=== Section Start ===

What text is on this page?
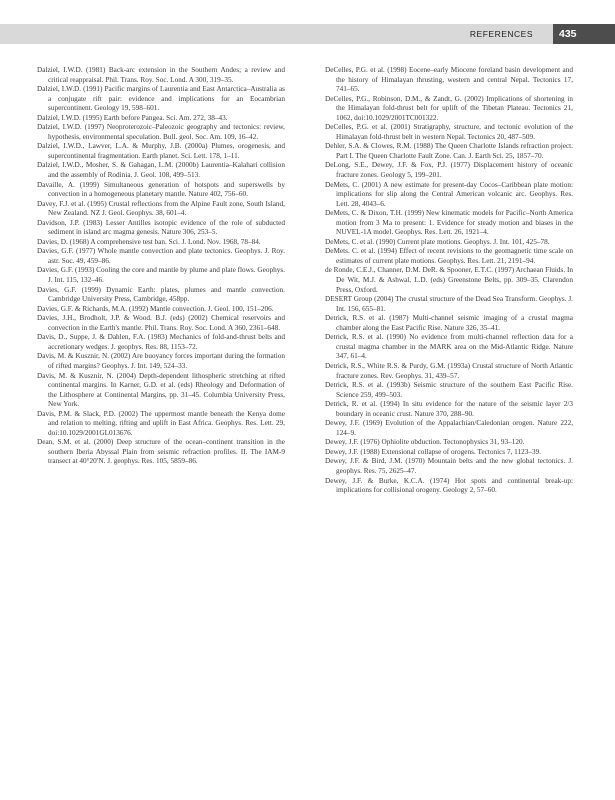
REFERENCES	435

Dalziel, I.W.D. (1981) Back-arc extension in the Southern Andes; a review and critical reappraisal. Phil. Trans. Roy. Soc. Lond. A 300, 319–35.

Dalziel, I.W.D. (1991) Pacific margins of Laurentia and East Antarctica–Australia as a conjugate rift pair: evidence and implications for an Eocambrian supercontinent. Geology 19, 598–601.

Dalziel, I.W.D. (1995) Earth before Pangea. Sci. Am. 272, 38–43.

Dalziel, I.W.D. (1997) Neoproterozoic–Paleozoic geography and tectonics: review, hypothesis, environmental speculation. Bull. geol. Soc. Am. 109, 16–42.

Dalziel, I.W.D., Lawver, L.A. & Murphy, J.B. (2000a) Plumes, orogenesis, and supercontinental fragmentation. Earth planet. Sci. Lett. 178, 1–11.

Dalziel, I.W.D., Mosher, S. & Gahagan, L.M. (2000b) Laurentia–Kalahari collision and the assembly of Rodinia. J. Geol. 108, 499–513.

Davaille, A. (1999) Simultaneous generation of hotspots and superswells by convection in a homogeneous planetary mantle. Nature 402, 756–60.

Davey, F.J. et al. (1995) Crustal reflections from the Alpine Fault zone, South Island, New Zealand. NZ J. Geol. Geophys. 38, 601–4.

Davidson, J.P. (1983) Lesser Antilles isotopic evidence of the role of subducted sediment in island arc magma genesis. Nature 306, 253–5.

Davies, D. (1968) A comprehensive test ban. Sci. J. Lond. Nov. 1968, 78–84.

Davies, G.F. (1977) Whole mantle convection and plate tectonics. Geophys. J. Roy. astr. Soc. 49, 459–86.

Davies, G.F. (1993) Cooling the core and mantle by plume and plate flows. Geophys. J. Int. 115, 132–46.

Davies, G.F. (1999) Dynamic Earth: plates, plumes and mantle convection. Cambridge University Press, Cambridge, 458pp.

Davies, G.F. & Richards, M.A. (1992) Mantle convection. J. Geol. 100, 151–206.

Davies, J.H., Brodholt, J.P. & Wood. B.J. (eds) (2002) Chemical reservoirs and convection in the Earth's mantle. Phil. Trans. Roy. Soc. Lond. A 360, 2361–648.

Davis, D., Suppe, J. & Dahlen, F.A. (1983) Mechanics of fold-and-thrust belts and accretionary wedges. J. geophys. Res. 88, 1153–72.

Davis, M. & Kusznir, N. (2002) Are buoyancy forces important during the formation of rifted margins? Geophys. J. Int. 149, 524–33.

Davis, M. & Kusznir, N. (2004) Depth-dependent lithospheric stretching at rifted continental margins. In Karner, G.D. et al. (eds) Rheology and Deformation of the Lithosphere at Continental Margins, pp. 31–45. Columbia University Press, New York.

Davis, P.M. & Slack, P.D. (2002) The uppermost mantle beneath the Kenya dome and relation to melting, rifting and uplift in East Africa. Geophys. Res. Lett. 29, doi:10.1029/2001GL013676.

Dean, S.M. et al. (2000) Deep structure of the ocean–continent transition in the southern Iberia Abyssal Plain from seismic refraction profiles. II. The IAM-9 transect at 40°20′N. J. geophys. Res. 105, 5859–86.

DeCelles, P.G. et al. (1998) Eocene–early Miocene foreland basin development and the history of Himalayan thrusting, western and central Nepal. Tectonics 17, 741–65.

DeCelles, P.G., Robinson, D.M., & Zandt, G. (2002) Implications of shortening in the Himalayan fold-thrust belt for uplift of the Tibetan Plateau. Tectonics 21, 1062, doi:10.1029/2001TC001322.

DeCelles, P.G. et al. (2001) Stratigraphy, structure, and tectonic evolution of the Himalayan fold-thrust belt in western Nepal. Tectonics 20, 487–509.

Dehler, S.A. & Clowes, R.M. (1988) The Queen Charlotte Islands refraction project. Part I. The Queen Charlotte Fault Zone. Can. J. Earth Sci. 25, 1857–70.

DeLong, S.E., Dewey, J.F. & Fox, P.J. (1977) Displacement history of oceanic fracture zones. Geology 5, 199–201.

DeMets, C. (2001) A new estimate for present-day Cocos–Caribbean plate motion: implications for slip along the Central American volcanic arc. Geophys. Res. Lett. 28, 4043–6.

DeMets, C. & Dixon, T.H. (1999) New kinematic models for Pacific–North America motion from 3 Ma to present: 1. Evidence for steady motion and biases in the NUVEL-1A model. Geophys. Res. Lett. 26, 1921–4.

DeMets, C. et al. (1990) Current plate motions. Geophys. J. Int. 101, 425–78.

DeMets. C. et al. (1994) Effect of recent revisions to the geomagnetic time scale on estimates of current plate motions. Geophys. Res. Lett. 21, 2191–94.

de Ronde, C.E.J., Channer, D.M. DeR. & Spooner, E.T.C. (1997) Archaean Fluids. In De Wit, M.J. & Ashwal, L.D. (eds) Greenstone Belts, pp. 309–35. Clarendon Press, Oxford.

DESERT Group (2004) The crustal structure of the Dead Sea Transform. Geophys. J. Int. 156, 655–81.

Detrick, R.S. et al. (1987) Multi-channel seismic imaging of a crustal magma chamber along the East Pacific Rise. Nature 326, 35–41.

Detrick, R.S. et al. (1990) No evidence from multi-channel reflection data for a crustal magma chamber in the MARK area on the Mid-Atlantic Ridge. Nature 347, 61–4.

Detrick, R.S., White R.S. & Purdy, G.M. (1993a) Crustal structure of North Atlantic fracture zones. Rev. Geophys. 31, 439–57.

Detrick, R.S. et al. (1993b) Seismic structure of the southern East Pacific Rise. Science 259, 499–503.

Detrick, R. et al. (1994) In situ evidence for the nature of the seismic layer 2/3 boundary in oceanic crust. Nature 370, 288–90.

Dewey, J.F. (1969) Evolution of the Appalachian/Caledonian orogen. Nature 222, 124–9.

Dewey, J.F. (1976) Ophiolite obduction. Tectonophysics 31, 93–120.

Dewey, J.F. (1988) Extensional collapse of orogens. Tectonics 7, 1123–39.

Dewey, J.F. & Bird, J.M. (1970) Mountain belts and the new global tectonics. J. geophys. Res. 75, 2625–47.

Dewey, J.F. & Burke, K.C.A. (1974) Hot spots and continental break-up: implications for collisional orogeny. Geology 2, 57–60.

=== Section End ===

▶ _TASK TO CARRY OUT_
Lines of the material that contain the word "Phil" are to be gathered.

▶ _RESPONSE FOR THIS EXERCISE_
Dalziel, I.W.D. (1981) Back-arc extension in the Southern Andes; a review and critical reappraisal. Phil. Trans. Roy. Soc. Lond. A 300, 319–35.
Davies, J.H., Brodholt, J.P. & Wood. B.J. (eds) (2002) Chemical reservoirs and convection in the Earth's mantle. Phil. Trans. Roy. Soc. Lond. A 360, 2361–648.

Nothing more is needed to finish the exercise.